**Problem:** Print every entry, word for word, and skip the images.

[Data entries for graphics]

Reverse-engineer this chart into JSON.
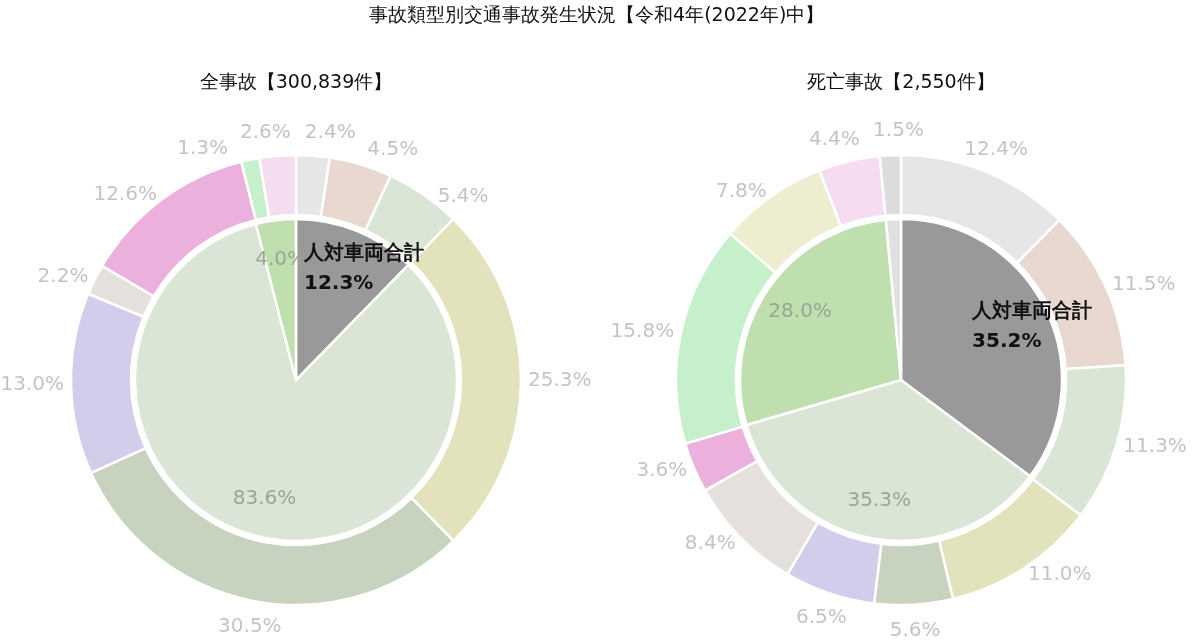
{
  "chart_data": [
    {
      "type": "donut",
      "title": "事故類型別交通事故発生状況【令和4年(2022年)中】",
      "subtitle": "全事故【300,839件】",
      "annotations": [
        "人対車両合計"
      ],
      "series": [
        {
          "type": "pie",
          "values": [
            12.3,
            83.6,
            4.0
          ],
          "colors": [
            "#999999",
            "#dbe5d5",
            "#c0dfae"
          ],
          "value_labels": [
            "12.3%",
            "83.6%",
            "4.0%"
          ]
        },
        {
          "type": "donut",
          "values": [
            2.4,
            4.5,
            5.4,
            25.3,
            30.5,
            13.0,
            2.2,
            12.6,
            1.3,
            2.6
          ],
          "colors": [
            "#e6e6e6",
            "#e8d8d0",
            "#dbe5d5",
            "#e2e2bd",
            "#c7d2bf",
            "#d2cdea",
            "#e6e0dd",
            "#ebb0dc",
            "#c5f0cb",
            "#f5dcf0"
          ],
          "value_labels": [
            "2.4%",
            "4.5%",
            "5.4%",
            "25.3%",
            "30.5%",
            "13.0%",
            "2.2%",
            "12.6%",
            "1.3%",
            "2.6%"
          ]
        }
      ]
    },
    {
      "type": "donut",
      "subtitle": "死亡事故【2,550件】",
      "annotations": [
        "人対車両合計"
      ],
      "series": [
        {
          "type": "pie",
          "values": [
            35.2,
            35.3,
            28.0,
            1.5
          ],
          "colors": [
            "#999999",
            "#dbe5d5",
            "#c0dfae",
            "#e0e0e0"
          ],
          "value_labels": [
            "35.2%",
            "35.3%",
            "28.0%",
            null
          ]
        },
        {
          "type": "donut",
          "values": [
            12.4,
            11.5,
            11.3,
            11.0,
            5.6,
            6.5,
            8.4,
            3.6,
            15.8,
            7.8,
            4.4,
            1.5
          ],
          "colors": [
            "#e6e6e6",
            "#e8d8d0",
            "#dbe5d5",
            "#e2e2bd",
            "#c7d2bf",
            "#d2cdea",
            "#e6e0dd",
            "#ebb0dc",
            "#c5f0cb",
            "#efedd0",
            "#f5dcf0",
            "#dcdcdc"
          ],
          "value_labels": [
            "12.4%",
            "11.5%",
            "11.3%",
            "11.0%",
            "5.6%",
            "6.5%",
            "8.4%",
            "3.6%",
            "15.8%",
            "7.8%",
            "4.4%",
            "1.5%"
          ]
        }
      ]
    }
  ]
}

**Result of the exercise:**
Reverse-engineer this chart into JSON.
{
  "chart_data": [
    {
      "type": "donut",
      "title": "事故類型別交通事故発生状況【令和4年(2022年)中】",
      "subtitle": "全事故【300,839件】",
      "annotations": [
        "人対車両合計"
      ],
      "series": [
        {
          "type": "pie",
          "values": [
            12.3,
            83.6,
            4.0
          ],
          "colors": [
            "#999999",
            "#dbe5d5",
            "#c0dfae"
          ],
          "value_labels": [
            "12.3%",
            "83.6%",
            "4.0%"
          ]
        },
        {
          "type": "donut",
          "values": [
            2.4,
            4.5,
            5.4,
            25.3,
            30.5,
            13.0,
            2.2,
            12.6,
            1.3,
            2.6
          ],
          "colors": [
            "#e6e6e6",
            "#e8d8d0",
            "#dbe5d5",
            "#e2e2bd",
            "#c7d2bf",
            "#d2cdea",
            "#e6e0dd",
            "#ebb0dc",
            "#c5f0cb",
            "#f5dcf0"
          ],
          "value_labels": [
            "2.4%",
            "4.5%",
            "5.4%",
            "25.3%",
            "30.5%",
            "13.0%",
            "2.2%",
            "12.6%",
            "1.3%",
            "2.6%"
          ]
        }
      ]
    },
    {
      "type": "donut",
      "subtitle": "死亡事故【2,550件】",
      "annotations": [
        "人対車両合計"
      ],
      "series": [
        {
          "type": "pie",
          "values": [
            35.2,
            35.3,
            28.0,
            1.5
          ],
          "colors": [
            "#999999",
            "#dbe5d5",
            "#c0dfae",
            "#e0e0e0"
          ],
          "value_labels": [
            "35.2%",
            "35.3%",
            "28.0%",
            null
          ]
        },
        {
          "type": "donut",
          "values": [
            12.4,
            11.5,
            11.3,
            11.0,
            5.6,
            6.5,
            8.4,
            3.6,
            15.8,
            7.8,
            4.4,
            1.5
          ],
          "colors": [
            "#e6e6e6",
            "#e8d8d0",
            "#dbe5d5",
            "#e2e2bd",
            "#c7d2bf",
            "#d2cdea",
            "#e6e0dd",
            "#ebb0dc",
            "#c5f0cb",
            "#efedd0",
            "#f5dcf0",
            "#dcdcdc"
          ],
          "value_labels": [
            "12.4%",
            "11.5%",
            "11.3%",
            "11.0%",
            "5.6%",
            "6.5%",
            "8.4%",
            "3.6%",
            "15.8%",
            "7.8%",
            "4.4%",
            "1.5%"
          ]
        }
      ]
    }
  ]
}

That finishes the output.